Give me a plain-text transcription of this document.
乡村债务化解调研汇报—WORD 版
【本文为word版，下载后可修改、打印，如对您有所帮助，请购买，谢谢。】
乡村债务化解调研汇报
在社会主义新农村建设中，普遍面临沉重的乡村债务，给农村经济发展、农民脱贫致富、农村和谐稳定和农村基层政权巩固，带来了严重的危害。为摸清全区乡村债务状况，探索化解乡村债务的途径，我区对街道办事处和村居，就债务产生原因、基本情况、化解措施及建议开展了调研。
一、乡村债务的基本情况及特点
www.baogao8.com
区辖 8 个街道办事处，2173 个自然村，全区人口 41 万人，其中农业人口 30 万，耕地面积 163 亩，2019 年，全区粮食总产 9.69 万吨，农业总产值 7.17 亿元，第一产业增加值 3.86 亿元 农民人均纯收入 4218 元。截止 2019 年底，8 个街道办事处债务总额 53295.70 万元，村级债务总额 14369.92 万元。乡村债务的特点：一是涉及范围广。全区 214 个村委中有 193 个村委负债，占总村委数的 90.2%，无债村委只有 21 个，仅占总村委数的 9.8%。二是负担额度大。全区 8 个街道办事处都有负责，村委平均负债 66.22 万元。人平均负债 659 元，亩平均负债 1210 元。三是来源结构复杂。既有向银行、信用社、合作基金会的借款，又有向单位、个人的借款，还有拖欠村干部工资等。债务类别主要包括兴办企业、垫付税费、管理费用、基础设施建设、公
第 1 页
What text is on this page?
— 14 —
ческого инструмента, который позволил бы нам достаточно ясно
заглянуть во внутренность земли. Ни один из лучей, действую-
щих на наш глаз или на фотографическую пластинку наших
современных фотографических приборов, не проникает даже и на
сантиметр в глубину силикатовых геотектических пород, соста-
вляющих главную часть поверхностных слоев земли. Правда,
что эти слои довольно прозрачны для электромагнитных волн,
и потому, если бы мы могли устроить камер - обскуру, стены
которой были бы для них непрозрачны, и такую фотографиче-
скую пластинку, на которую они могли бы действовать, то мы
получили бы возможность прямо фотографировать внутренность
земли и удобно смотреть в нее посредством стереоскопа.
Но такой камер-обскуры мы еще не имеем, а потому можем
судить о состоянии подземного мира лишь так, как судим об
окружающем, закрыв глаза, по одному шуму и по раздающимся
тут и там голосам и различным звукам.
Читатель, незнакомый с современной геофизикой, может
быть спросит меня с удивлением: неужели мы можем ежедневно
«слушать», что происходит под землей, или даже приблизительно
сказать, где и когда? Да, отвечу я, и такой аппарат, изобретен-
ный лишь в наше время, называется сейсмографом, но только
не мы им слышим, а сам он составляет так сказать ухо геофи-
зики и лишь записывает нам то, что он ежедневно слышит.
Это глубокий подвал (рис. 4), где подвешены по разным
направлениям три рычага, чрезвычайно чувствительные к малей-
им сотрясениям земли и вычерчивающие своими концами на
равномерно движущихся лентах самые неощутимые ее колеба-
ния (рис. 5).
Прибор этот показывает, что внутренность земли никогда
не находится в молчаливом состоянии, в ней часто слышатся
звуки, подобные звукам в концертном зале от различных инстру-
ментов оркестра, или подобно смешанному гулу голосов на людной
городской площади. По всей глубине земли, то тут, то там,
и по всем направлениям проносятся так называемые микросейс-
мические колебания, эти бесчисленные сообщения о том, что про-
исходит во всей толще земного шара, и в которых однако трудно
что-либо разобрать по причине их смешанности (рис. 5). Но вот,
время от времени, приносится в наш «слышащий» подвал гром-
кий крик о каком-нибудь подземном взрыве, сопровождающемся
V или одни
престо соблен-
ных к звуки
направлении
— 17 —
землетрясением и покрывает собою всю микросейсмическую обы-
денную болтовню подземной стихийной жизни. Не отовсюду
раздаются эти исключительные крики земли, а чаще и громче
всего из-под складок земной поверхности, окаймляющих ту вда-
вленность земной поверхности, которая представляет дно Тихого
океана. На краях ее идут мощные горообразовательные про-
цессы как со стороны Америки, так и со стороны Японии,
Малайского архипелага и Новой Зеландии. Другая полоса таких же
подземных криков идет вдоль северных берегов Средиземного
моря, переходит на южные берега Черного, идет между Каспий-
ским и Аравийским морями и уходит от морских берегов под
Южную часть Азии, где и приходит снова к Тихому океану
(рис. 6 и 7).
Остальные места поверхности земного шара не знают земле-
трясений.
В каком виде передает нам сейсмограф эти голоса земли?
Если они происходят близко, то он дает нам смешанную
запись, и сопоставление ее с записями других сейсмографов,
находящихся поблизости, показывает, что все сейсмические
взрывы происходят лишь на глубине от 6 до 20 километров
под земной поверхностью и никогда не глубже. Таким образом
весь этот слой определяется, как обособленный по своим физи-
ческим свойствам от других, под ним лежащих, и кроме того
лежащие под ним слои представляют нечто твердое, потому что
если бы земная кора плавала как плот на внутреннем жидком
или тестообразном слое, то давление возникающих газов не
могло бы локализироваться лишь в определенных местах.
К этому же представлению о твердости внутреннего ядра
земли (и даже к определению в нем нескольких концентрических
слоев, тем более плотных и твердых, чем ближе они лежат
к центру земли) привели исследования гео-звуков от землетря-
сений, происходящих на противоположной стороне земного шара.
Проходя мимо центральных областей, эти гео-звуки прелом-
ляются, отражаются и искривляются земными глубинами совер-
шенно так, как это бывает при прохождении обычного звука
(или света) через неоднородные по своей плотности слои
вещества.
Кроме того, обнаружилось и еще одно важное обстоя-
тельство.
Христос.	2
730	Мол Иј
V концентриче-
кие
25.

▶ _Directions for this task_: Return every line exactly.

▶ _Task answer_:
Give me a plain-text transcription of this document.
乡村债务化解调研汇报—WORD 版
【本文为word版，下载后可修改、打印，如对您有所帮助，请购买，谢谢。】
乡村债务化解调研汇报
在社会主义新农村建设中，普遍面临沉重的乡村债务，给农村经济发展、农民脱贫致富、农村和谐稳定和农村基层政权巩固，带来了严重的危害。为摸清全区乡村债务状况，探索化解乡村债务的途径，我区对街道办事处和村居，就债务产生原因、基本情况、化解措施及建议开展了调研。
一、乡村债务的基本情况及特点
www.baogao8.com
区辖 8 个街道办事处，2173 个自然村，全区人口 41 万人，其中农业人口 30 万，耕地面积 163 亩，2019 年，全区粮食总产 9.69 万吨，农业总产值 7.17 亿元，第一产业增加值 3.86 亿元 农民人均纯收入 4218 元。截止 2019 年底，8 个街道办事处债务总额 53295.70 万元，村级债务总额 14369.92 万元。乡村债务的特点：一是涉及范围广。全区 214 个村委中有 193 个村委负债，占总村委数的 90.2%，无债村委只有 21 个，仅占总村委数的 9.8%。二是负担额度大。全区 8 个街道办事处都有负责，村委平均负债 66.22 万元。人平均负债 659 元，亩平均负债 1210 元。三是来源结构复杂。既有向银行、信用社、合作基金会的借款，又有向单位、个人的借款，还有拖欠村干部工资等。债务类别主要包括兴办企业、垫付税费、管理费用、基础设施建设、公
第 1 页
What text is on this page?
— 14 —
ческого инструмента, который позволил бы нам достаточно ясно
заглянуть во внутренность земли. Ни один из лучей, действую-
щих на наш глаз или на фотографическую пластинку наших
современных фотографических приборов, не проникает даже и на
сантиметр в глубину силикатовых геотектических пород, соста-
вляющих главную часть поверхностных слоев земли. Правда,
что эти слои довольно прозрачны для электромагнитных волн,
и потому, если бы мы могли устроить камер - обскуру, стены
которой были бы для них непрозрачны, и такую фотографиче-
скую пластинку, на которую они могли бы действовать, то мы
получили бы возможность прямо фотографировать внутренность
земли и удобно смотреть в нее посредством стереоскопа.
Но такой камер-обскуры мы еще не имеем, а потому можем
судить о состоянии подземного мира лишь так, как судим об
окружающем, закрыв глаза, по одному шуму и по раздающимся
тут и там голосам и различным звукам.
Читатель, незнакомый с современной геофизикой, может
быть спросит меня с удивлением: неужели мы можем ежедневно
«слушать», что происходит под землей, или даже приблизительно
сказать, где и когда? Да, отвечу я, и такой аппарат, изобретен-
ный лишь в наше время, называется сейсмографом, но только
не мы им слышим, а сам он составляет так сказать ухо геофи-
зики и лишь записывает нам то, что он ежедневно слышит.
Это глубокий подвал (рис. 4), где подвешены по разным
направлениям три рычага, чрезвычайно чувствительные к малей-
им сотрясениям земли и вычерчивающие своими концами на
равномерно движущихся лентах самые неощутимые ее колеба-
ния (рис. 5).
Прибор этот показывает, что внутренность земли никогда
не находится в молчаливом состоянии, в ней часто слышатся
звуки, подобные звукам в концертном зале от различных инстру-
ментов оркестра, или подобно смешанному гулу голосов на людной
городской площади. По всей глубине земли, то тут, то там,
и по всем направлениям проносятся так называемые микросейс-
мические колебания, эти бесчисленные сообщения о том, что про-
исходит во всей толще земного шара, и в которых однако трудно
что-либо разобрать по причине их смешанности (рис. 5). Но вот,
время от времени, приносится в наш «слышащий» подвал гром-
кий крик о каком-нибудь подземном взрыве, сопровождающемся
V или одни
престо соблен-
ных к звуки
направлении
— 17 —
землетрясением и покрывает собою всю микросейсмическую обы-
денную болтовню подземной стихийной жизни. Не отовсюду
раздаются эти исключительные крики земли, а чаще и громче
всего из-под складок земной поверхности, окаймляющих ту вда-
вленность земной поверхности, которая представляет дно Тихого
океана. На краях ее идут мощные горообразовательные про-
цессы как со стороны Америки, так и со стороны Японии,
Малайского архипелага и Новой Зеландии. Другая полоса таких же
подземных криков идет вдоль северных берегов Средиземного
моря, переходит на южные берега Черного, идет между Каспий-
ским и Аравийским морями и уходит от морских берегов под
Южную часть Азии, где и приходит снова к Тихому океану
(рис. 6 и 7).
Остальные места поверхности земного шара не знают земле-
трясений.
В каком виде передает нам сейсмограф эти голоса земли?
Если они происходят близко, то он дает нам смешанную
запись, и сопоставление ее с записями других сейсмографов,
находящихся поблизости, показывает, что все сейсмические
взрывы происходят лишь на глубине от 6 до 20 километров
под земной поверхностью и никогда не глубже. Таким образом
весь этот слой определяется, как обособленный по своим физи-
ческим свойствам от других, под ним лежащих, и кроме того
лежащие под ним слои представляют нечто твердое, потому что
если бы земная кора плавала как плот на внутреннем жидком
или тестообразном слое, то давление возникающих газов не
могло бы локализироваться лишь в определенных местах.
К этому же представлению о твердости внутреннего ядра
земли (и даже к определению в нем нескольких концентрических
слоев, тем более плотных и твердых, чем ближе они лежат
к центру земли) привели исследования гео-звуков от землетря-
сений, происходящих на противоположной стороне земного шара.
Проходя мимо центральных областей, эти гео-звуки прелом-
ляются, отражаются и искривляются земными глубинами совер-
шенно так, как это бывает при прохождении обычного звука
(или света) через неоднородные по своей плотности слои
вещества.
Кроме того, обнаружилось и еще одно важное обстоя-
тельство.
Христос.	2
730	Мол Иј
V концентриче-
кие
25.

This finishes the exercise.